● INSTRUCTION
Print the listing below in its entirety, character for character.

● ENTRIES SUPPLIED
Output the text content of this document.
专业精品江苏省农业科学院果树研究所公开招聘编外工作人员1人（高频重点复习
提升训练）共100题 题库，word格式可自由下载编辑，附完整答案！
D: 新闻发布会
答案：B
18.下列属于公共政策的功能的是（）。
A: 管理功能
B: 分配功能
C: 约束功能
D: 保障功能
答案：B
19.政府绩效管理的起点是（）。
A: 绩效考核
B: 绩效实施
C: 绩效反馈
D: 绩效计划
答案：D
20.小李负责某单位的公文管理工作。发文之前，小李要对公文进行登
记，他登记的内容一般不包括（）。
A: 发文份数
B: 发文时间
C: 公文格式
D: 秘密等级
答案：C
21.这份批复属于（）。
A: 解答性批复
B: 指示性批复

● ANSWER TO THIS TASK
Output the text content of this document.
专业精品江苏省农业科学院果树研究所公开招聘编外工作人员1人（高频重点复习
提升训练）共100题 题库，word格式可自由下载编辑，附完整答案！
D: 新闻发布会
答案：B
18.下列属于公共政策的功能的是（）。
A: 管理功能
B: 分配功能
C: 约束功能
D: 保障功能
答案：B
19.政府绩效管理的起点是（）。
A: 绩效考核
B: 绩效实施
C: 绩效反馈
D: 绩效计划
答案：D
20.小李负责某单位的公文管理工作。发文之前，小李要对公文进行登
记，他登记的内容一般不包括（）。
A: 发文份数
B: 发文时间
C: 公文格式
D: 秘密等级
答案：C
21.这份批复属于（）。
A: 解答性批复
B: 指示性批复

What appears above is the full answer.